#### TASK TO COMPLETE:
Pull out from the material below all lines with "годов".

#### THE RECORDS:
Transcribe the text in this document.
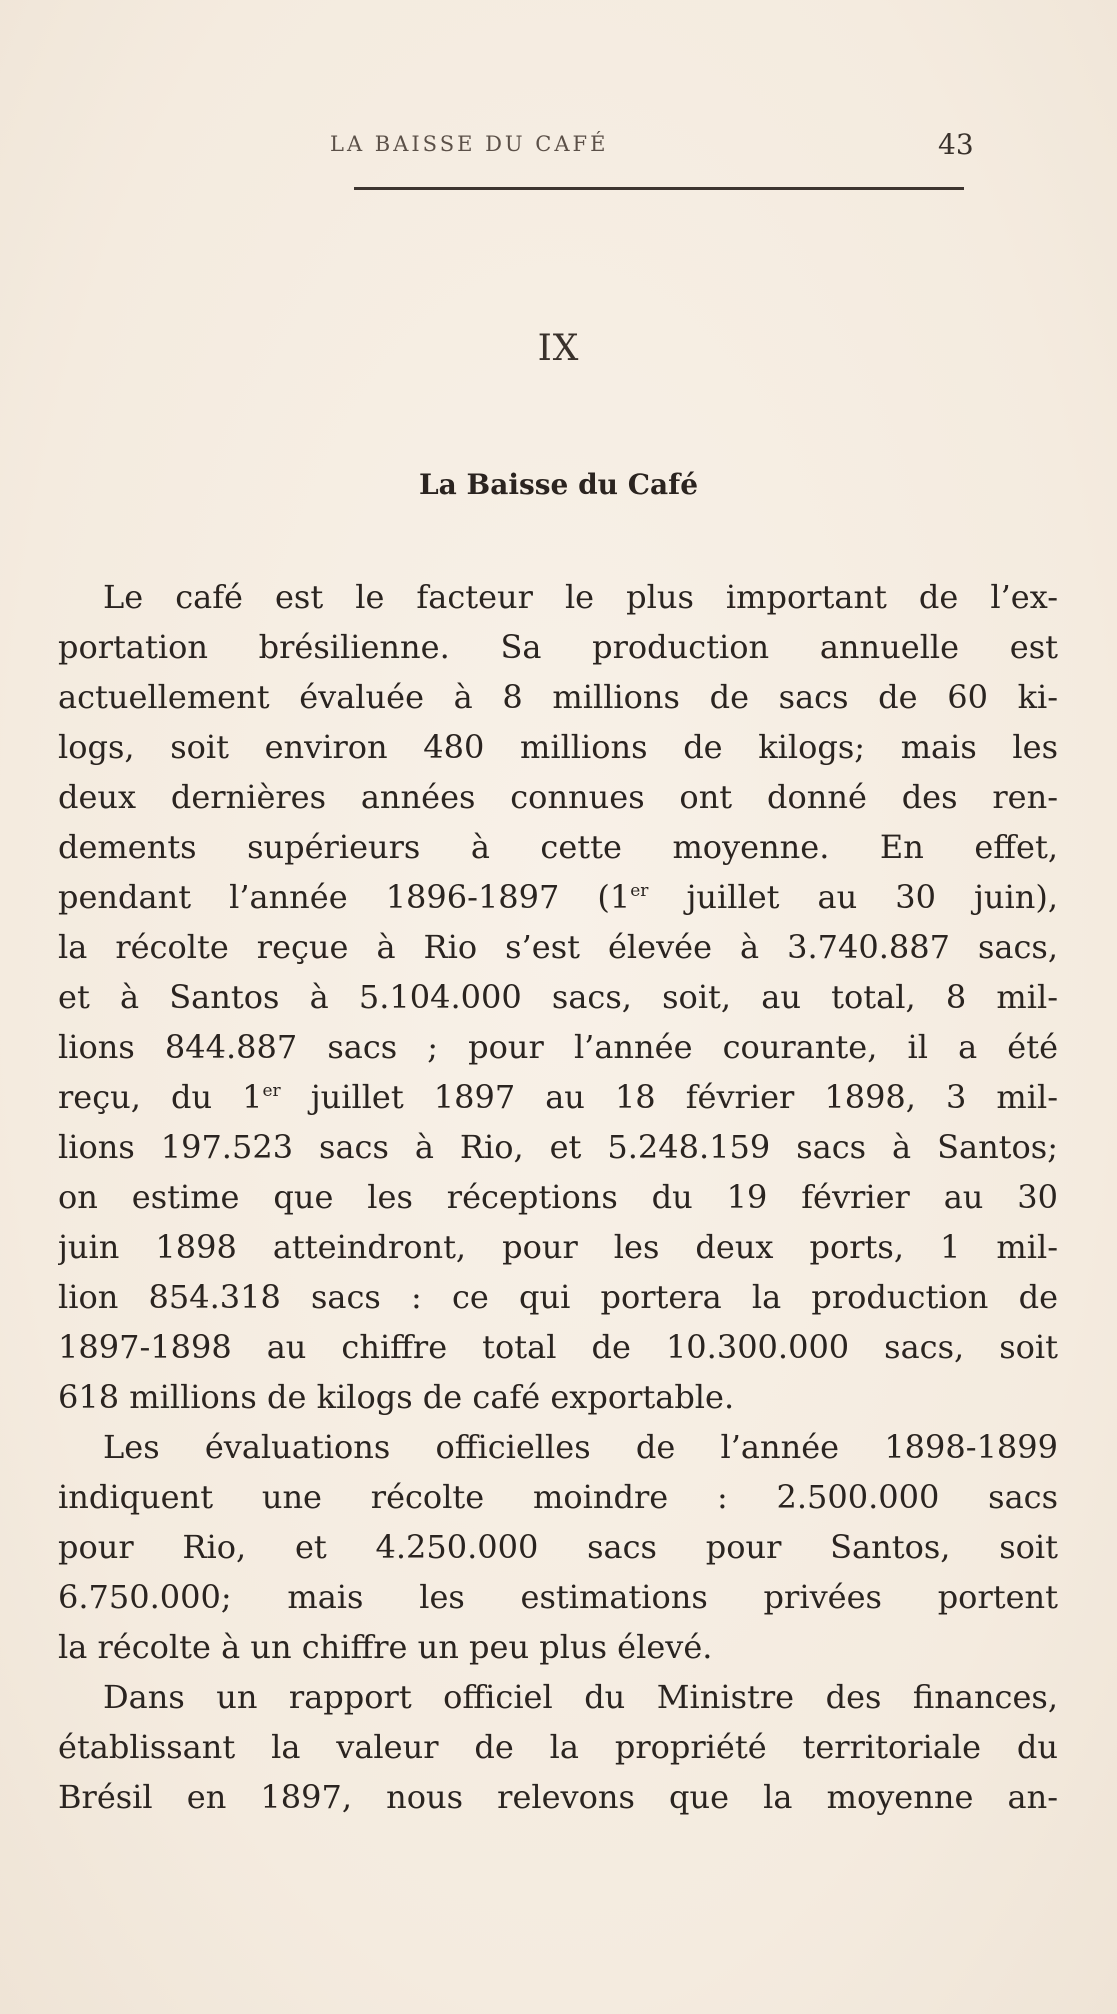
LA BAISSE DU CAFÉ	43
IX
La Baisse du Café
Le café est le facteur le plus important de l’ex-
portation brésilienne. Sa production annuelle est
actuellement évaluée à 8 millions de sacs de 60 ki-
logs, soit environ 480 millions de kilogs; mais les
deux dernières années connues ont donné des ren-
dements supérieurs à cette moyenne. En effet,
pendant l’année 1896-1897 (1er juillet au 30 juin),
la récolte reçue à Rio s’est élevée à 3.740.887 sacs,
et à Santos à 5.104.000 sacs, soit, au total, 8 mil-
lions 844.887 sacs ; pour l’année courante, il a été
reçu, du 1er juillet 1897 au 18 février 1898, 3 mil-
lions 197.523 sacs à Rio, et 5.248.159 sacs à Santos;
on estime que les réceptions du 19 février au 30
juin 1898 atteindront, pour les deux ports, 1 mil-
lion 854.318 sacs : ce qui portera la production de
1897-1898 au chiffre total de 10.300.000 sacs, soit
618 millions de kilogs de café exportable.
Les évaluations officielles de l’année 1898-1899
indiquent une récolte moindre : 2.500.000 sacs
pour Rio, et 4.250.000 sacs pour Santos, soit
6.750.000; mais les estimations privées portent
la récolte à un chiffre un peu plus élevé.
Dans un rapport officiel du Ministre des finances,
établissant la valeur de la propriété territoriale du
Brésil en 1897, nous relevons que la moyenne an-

==

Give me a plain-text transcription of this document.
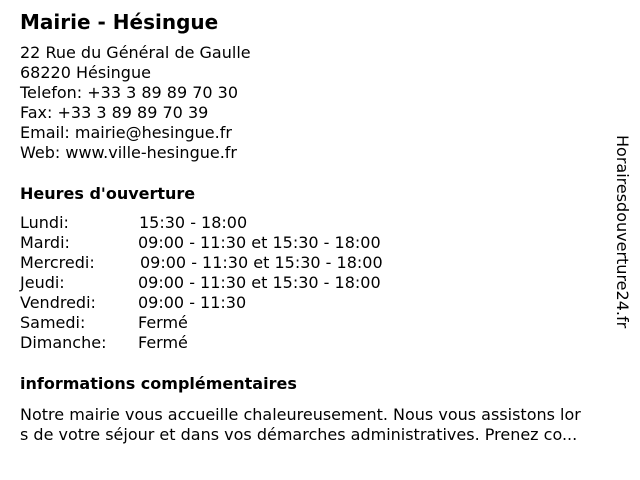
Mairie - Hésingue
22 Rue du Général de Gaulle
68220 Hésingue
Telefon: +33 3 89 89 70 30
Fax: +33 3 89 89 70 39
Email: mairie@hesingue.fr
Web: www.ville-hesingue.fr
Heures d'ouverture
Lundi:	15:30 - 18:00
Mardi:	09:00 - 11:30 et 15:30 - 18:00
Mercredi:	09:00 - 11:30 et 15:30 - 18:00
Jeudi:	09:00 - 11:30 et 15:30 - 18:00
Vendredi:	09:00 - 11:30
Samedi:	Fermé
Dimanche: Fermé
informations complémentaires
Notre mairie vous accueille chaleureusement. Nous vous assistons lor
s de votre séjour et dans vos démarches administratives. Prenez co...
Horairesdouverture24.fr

--

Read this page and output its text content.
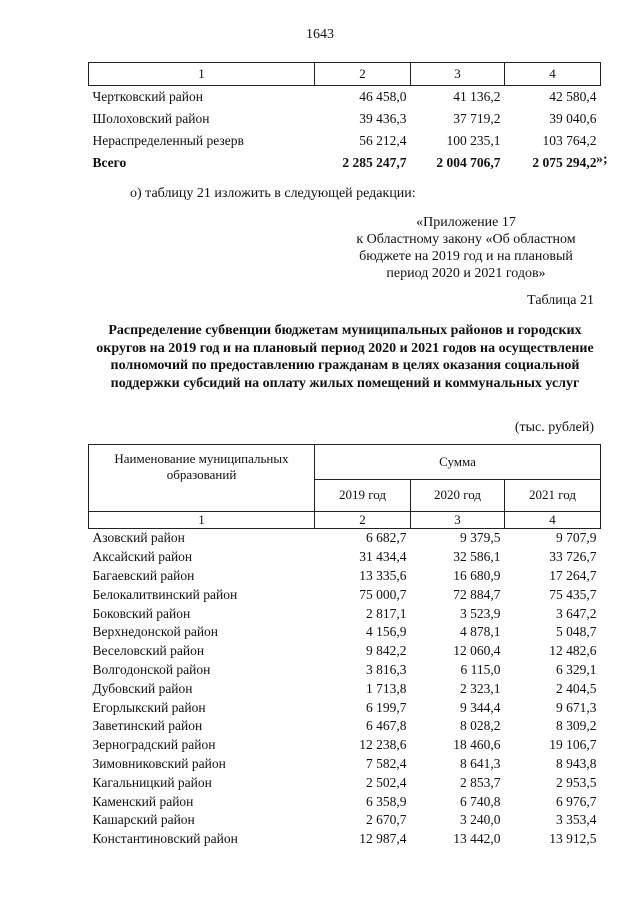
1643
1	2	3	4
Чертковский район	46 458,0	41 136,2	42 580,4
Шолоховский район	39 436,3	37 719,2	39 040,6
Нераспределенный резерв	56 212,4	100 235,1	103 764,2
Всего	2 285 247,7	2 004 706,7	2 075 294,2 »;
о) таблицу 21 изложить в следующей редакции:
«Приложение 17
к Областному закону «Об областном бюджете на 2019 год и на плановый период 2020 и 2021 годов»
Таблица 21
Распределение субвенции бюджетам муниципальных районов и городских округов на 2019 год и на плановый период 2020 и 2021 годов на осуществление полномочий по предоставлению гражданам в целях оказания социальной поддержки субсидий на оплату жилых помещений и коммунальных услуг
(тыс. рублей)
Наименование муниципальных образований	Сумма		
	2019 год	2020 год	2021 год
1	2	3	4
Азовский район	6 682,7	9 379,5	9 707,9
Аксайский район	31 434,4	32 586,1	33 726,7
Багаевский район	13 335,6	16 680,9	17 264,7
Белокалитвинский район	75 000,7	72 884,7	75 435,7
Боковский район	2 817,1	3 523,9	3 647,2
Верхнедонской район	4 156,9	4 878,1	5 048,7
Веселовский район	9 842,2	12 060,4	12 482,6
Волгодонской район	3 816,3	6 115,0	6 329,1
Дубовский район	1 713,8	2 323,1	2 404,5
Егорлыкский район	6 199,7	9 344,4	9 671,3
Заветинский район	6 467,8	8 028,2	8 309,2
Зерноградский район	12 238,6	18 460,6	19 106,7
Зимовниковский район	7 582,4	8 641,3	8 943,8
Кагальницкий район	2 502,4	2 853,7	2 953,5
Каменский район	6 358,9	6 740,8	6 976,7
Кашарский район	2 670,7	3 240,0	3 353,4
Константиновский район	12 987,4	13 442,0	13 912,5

#### EXERCISE ANSWER:
к Областному закону «Об областном бюджете на 2019 год и на плановый период 2020 и 2021 годов»
Распределение субвенции бюджетам муниципальных районов и городских округов на 2019 год и на плановый период 2020 и 2021 годов на осуществление полномочий по предоставлению гражданам в целях оказания социальной поддержки субсидий на оплату жилых помещений и коммунальных услуг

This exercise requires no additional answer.